Select the lines that hold the word "meet" and copy each one.

** BEGIN Data for the task **

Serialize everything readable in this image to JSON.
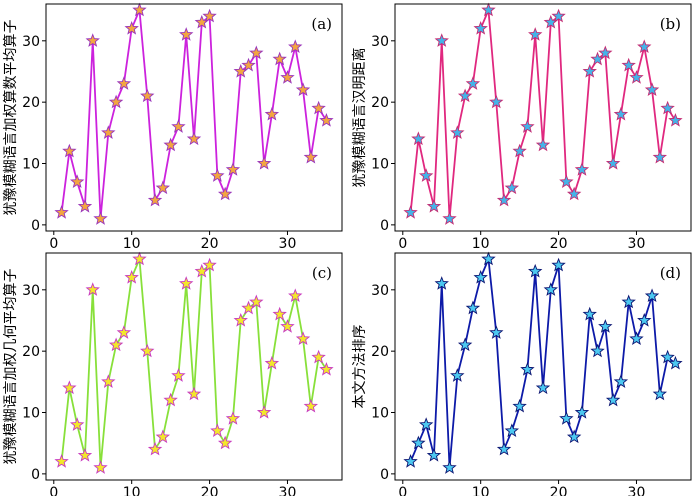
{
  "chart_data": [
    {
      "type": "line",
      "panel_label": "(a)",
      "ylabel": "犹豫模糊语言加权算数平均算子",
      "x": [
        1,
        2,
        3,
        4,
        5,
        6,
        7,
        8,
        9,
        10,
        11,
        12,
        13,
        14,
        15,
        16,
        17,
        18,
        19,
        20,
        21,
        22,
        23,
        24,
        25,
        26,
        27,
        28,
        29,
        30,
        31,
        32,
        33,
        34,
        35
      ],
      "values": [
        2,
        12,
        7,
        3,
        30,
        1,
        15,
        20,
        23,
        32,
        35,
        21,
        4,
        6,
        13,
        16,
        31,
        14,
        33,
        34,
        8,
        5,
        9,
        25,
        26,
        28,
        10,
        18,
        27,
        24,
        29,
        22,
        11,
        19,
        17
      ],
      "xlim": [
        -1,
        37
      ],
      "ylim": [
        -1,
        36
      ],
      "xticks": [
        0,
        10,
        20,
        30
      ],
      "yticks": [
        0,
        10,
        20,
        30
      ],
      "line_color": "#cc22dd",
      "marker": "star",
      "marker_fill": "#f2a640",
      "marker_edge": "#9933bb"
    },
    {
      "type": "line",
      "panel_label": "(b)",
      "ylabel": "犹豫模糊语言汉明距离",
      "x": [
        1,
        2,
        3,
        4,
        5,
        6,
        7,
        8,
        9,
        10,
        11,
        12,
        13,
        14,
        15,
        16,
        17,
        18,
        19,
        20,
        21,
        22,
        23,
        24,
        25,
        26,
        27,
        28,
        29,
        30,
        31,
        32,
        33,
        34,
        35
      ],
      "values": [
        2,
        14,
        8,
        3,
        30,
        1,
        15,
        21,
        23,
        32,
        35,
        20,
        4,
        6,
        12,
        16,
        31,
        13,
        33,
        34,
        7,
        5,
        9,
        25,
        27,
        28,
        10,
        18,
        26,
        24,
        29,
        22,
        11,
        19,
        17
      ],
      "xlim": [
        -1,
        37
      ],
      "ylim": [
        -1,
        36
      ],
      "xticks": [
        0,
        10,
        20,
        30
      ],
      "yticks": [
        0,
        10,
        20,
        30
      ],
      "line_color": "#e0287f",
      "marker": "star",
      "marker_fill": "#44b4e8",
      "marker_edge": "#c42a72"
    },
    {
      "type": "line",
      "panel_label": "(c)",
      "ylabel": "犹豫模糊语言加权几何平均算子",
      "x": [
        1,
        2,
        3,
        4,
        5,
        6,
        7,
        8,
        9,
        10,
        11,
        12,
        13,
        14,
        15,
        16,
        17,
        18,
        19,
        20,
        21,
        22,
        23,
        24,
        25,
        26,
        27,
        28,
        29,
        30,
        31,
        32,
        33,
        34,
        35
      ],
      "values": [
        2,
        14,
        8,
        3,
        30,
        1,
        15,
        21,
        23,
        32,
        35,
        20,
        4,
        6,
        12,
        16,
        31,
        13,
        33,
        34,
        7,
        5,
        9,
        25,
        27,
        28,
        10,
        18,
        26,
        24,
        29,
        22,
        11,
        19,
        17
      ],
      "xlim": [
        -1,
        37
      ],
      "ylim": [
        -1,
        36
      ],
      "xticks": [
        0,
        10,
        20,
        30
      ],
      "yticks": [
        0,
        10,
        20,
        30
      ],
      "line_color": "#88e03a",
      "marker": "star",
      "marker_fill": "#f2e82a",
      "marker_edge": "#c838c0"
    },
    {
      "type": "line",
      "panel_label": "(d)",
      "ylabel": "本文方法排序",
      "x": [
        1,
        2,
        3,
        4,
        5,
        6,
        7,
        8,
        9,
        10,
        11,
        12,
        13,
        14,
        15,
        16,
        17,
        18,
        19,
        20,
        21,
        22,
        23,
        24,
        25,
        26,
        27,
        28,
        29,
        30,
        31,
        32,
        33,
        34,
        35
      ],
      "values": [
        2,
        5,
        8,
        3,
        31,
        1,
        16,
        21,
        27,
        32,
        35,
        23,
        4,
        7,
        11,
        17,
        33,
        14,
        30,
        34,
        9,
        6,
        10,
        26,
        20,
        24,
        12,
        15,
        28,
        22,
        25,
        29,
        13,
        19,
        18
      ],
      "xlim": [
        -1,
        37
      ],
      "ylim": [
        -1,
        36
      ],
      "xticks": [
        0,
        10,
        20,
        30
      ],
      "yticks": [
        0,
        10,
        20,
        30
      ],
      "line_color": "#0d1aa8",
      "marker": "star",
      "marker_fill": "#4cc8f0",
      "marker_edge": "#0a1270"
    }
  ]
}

** END Data for the task **
** BEGIN Data for the task **

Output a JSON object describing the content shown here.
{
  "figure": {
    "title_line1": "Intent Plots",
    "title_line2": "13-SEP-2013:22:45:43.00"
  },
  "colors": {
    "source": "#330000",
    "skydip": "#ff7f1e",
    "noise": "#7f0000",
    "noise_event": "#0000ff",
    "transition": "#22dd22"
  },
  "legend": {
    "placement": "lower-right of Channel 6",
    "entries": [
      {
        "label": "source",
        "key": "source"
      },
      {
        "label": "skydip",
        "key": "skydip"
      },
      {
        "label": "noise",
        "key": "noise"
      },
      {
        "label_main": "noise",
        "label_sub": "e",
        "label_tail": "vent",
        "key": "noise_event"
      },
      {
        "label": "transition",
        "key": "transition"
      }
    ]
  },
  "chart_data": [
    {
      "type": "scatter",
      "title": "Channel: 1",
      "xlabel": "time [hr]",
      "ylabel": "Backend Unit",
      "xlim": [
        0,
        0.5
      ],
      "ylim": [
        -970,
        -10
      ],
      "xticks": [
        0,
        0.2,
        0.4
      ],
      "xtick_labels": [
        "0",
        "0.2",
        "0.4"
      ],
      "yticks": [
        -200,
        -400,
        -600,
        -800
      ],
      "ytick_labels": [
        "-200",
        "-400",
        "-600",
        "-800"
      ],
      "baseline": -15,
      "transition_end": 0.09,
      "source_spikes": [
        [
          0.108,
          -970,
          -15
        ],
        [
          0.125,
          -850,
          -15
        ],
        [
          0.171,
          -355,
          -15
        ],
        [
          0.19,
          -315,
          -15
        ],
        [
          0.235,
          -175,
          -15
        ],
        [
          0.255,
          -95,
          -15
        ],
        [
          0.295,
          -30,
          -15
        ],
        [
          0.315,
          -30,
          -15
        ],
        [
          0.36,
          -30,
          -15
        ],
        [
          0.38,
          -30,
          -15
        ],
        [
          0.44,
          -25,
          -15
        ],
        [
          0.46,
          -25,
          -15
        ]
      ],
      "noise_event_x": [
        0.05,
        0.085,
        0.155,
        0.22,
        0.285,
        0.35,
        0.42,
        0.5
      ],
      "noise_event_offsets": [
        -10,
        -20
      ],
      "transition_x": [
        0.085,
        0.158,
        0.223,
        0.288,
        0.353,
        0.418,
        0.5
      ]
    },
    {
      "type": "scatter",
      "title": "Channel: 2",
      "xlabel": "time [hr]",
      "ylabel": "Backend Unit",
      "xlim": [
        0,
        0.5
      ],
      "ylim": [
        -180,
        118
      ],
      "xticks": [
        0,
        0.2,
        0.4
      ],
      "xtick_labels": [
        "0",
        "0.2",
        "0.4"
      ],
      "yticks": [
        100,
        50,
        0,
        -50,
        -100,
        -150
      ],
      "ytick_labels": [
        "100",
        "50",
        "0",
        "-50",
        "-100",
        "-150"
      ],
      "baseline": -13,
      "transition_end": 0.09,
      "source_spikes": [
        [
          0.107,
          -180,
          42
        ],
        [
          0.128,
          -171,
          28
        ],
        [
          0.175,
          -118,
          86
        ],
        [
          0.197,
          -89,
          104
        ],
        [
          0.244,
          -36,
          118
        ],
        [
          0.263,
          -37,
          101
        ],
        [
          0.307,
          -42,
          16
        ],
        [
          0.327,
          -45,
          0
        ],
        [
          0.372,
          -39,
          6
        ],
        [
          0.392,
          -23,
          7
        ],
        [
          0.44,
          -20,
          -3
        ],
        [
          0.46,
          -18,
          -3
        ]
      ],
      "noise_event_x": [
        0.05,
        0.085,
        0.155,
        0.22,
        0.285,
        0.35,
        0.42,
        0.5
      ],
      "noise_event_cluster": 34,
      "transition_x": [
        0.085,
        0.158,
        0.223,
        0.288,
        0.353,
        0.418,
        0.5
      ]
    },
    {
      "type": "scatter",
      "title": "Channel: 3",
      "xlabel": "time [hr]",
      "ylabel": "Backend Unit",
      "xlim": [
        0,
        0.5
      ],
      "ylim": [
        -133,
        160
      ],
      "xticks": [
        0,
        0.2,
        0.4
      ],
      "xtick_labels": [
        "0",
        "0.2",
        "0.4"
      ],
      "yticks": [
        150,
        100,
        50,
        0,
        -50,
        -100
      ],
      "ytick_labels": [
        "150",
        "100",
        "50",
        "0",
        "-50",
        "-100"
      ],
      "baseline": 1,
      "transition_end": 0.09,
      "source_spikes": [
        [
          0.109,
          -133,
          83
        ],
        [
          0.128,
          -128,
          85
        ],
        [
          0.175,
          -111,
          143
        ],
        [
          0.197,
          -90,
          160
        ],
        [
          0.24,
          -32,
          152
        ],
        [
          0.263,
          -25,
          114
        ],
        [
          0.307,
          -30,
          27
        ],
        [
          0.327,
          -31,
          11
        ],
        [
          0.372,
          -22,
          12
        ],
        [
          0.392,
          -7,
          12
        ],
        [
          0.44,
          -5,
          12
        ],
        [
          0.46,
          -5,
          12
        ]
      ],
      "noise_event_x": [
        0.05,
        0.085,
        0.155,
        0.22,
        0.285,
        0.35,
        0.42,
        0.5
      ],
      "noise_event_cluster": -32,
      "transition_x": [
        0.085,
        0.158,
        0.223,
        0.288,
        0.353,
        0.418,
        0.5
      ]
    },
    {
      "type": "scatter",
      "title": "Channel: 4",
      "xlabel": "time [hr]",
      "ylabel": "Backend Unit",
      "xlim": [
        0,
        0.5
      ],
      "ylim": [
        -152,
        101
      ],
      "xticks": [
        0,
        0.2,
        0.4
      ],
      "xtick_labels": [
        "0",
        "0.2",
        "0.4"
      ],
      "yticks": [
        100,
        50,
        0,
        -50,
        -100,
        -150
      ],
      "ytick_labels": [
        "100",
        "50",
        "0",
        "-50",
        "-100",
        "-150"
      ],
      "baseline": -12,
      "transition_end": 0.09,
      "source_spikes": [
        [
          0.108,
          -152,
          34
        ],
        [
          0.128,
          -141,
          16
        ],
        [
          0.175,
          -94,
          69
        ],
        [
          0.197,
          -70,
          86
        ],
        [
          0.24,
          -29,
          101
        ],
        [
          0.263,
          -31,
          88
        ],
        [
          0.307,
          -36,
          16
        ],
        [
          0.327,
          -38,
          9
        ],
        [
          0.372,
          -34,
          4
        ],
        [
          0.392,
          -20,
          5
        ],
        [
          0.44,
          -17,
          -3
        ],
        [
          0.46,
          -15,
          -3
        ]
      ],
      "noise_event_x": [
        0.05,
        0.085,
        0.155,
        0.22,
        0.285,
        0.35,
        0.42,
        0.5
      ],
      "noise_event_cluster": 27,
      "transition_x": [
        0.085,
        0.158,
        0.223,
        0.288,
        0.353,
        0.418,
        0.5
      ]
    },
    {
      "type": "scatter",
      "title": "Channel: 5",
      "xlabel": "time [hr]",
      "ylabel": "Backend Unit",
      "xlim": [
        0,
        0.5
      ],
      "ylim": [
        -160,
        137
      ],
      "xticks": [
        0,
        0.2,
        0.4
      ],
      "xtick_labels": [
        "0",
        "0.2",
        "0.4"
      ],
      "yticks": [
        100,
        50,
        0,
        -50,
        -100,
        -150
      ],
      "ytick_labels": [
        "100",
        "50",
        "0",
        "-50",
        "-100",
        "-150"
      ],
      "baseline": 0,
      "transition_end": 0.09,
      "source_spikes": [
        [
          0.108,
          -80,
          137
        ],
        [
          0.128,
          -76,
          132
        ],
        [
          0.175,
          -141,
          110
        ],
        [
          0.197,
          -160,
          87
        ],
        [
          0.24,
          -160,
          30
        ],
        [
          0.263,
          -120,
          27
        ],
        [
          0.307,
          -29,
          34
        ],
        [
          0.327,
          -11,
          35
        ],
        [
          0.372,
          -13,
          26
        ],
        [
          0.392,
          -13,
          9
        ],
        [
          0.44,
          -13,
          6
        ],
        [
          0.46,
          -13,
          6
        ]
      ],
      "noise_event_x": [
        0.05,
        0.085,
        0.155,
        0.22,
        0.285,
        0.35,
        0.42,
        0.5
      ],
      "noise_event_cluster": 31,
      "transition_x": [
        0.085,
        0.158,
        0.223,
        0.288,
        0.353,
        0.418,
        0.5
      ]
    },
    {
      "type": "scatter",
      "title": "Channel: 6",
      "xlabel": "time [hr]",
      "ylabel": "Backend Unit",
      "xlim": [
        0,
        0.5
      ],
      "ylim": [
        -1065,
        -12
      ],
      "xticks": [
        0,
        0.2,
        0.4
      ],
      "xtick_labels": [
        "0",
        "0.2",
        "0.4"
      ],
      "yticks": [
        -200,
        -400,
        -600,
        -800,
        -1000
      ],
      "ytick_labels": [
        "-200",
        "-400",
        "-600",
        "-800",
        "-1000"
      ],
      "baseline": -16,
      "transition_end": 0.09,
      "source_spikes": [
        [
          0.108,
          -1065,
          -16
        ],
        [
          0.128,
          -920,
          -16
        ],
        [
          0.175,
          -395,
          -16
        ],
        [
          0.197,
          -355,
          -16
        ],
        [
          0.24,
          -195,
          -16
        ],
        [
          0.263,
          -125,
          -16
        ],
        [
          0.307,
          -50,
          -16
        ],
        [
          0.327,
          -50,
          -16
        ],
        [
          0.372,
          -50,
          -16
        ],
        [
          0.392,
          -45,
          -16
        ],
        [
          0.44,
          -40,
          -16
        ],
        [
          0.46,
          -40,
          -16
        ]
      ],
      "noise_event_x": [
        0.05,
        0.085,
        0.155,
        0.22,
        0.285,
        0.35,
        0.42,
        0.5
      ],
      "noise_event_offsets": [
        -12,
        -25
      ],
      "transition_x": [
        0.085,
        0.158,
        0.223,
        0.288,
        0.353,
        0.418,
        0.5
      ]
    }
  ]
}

** END Data for the task **
** BEGIN Data for the task **

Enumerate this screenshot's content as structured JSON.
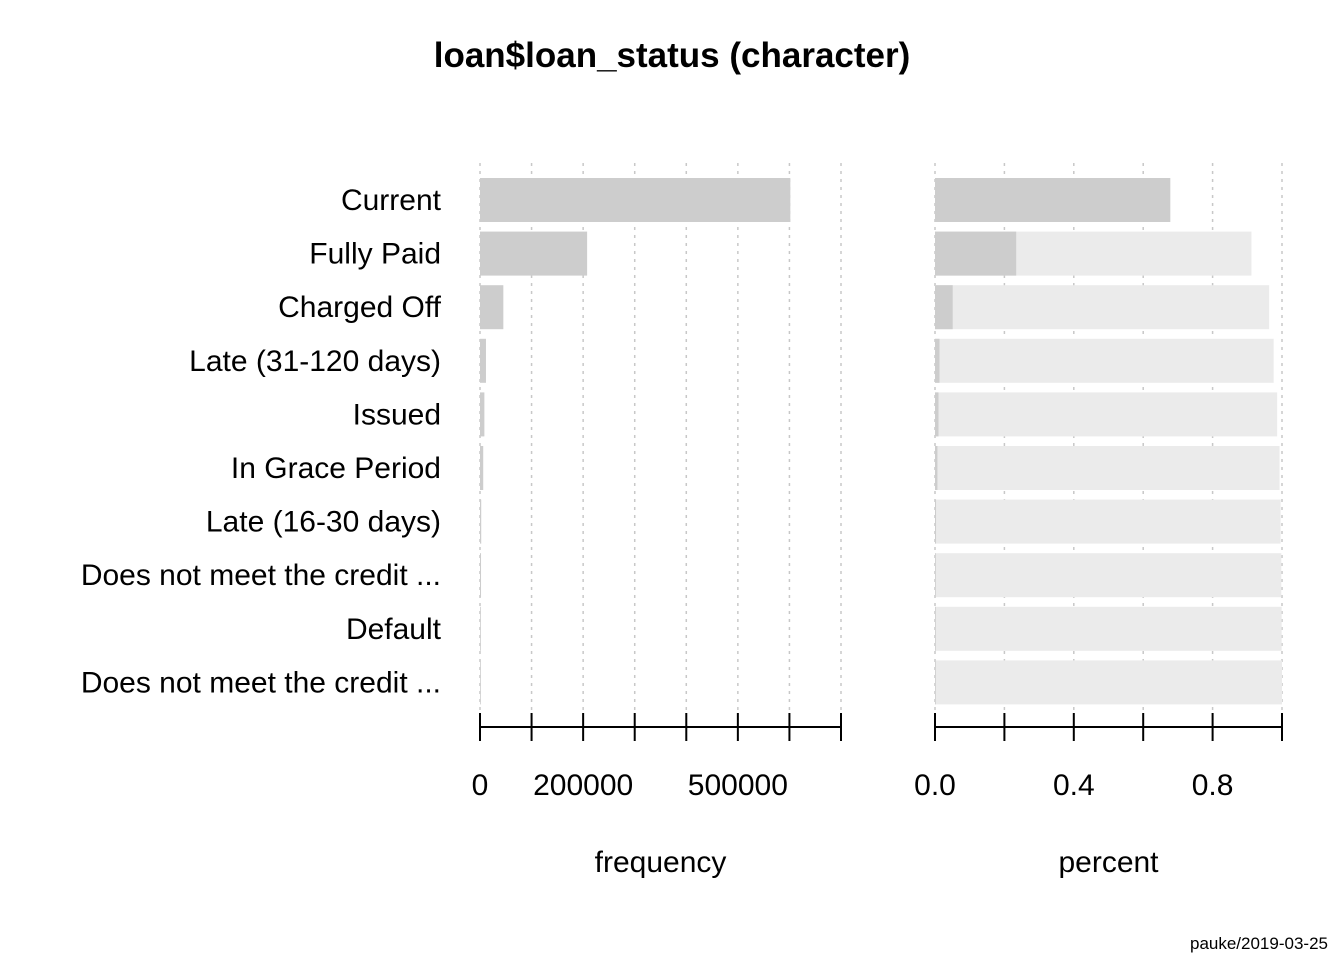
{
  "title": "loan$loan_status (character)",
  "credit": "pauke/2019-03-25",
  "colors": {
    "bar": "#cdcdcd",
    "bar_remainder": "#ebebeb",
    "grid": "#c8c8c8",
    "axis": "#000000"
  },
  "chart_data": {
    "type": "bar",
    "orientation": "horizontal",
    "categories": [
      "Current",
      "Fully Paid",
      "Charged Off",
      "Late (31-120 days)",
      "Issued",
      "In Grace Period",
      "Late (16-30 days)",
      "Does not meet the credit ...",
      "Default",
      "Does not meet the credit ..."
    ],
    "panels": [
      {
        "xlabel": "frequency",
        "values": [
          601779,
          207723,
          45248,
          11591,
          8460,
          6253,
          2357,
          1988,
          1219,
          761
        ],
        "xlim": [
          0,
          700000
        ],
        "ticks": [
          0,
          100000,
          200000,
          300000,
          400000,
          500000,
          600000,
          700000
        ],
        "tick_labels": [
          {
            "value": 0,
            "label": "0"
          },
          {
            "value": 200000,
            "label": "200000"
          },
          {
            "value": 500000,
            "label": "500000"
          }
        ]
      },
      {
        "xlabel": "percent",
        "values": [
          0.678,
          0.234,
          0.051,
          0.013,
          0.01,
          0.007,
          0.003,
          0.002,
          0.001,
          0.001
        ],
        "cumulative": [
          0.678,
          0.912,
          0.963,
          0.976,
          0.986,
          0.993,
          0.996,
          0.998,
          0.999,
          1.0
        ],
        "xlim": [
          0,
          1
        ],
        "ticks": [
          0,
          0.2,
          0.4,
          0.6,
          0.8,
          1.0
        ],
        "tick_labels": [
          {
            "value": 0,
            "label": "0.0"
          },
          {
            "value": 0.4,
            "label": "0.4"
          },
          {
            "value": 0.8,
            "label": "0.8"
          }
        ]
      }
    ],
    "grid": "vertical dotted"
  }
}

** END Data for the task **

Expected answer.
      "Does not meet the credit ...",
      "Does not meet the credit ..."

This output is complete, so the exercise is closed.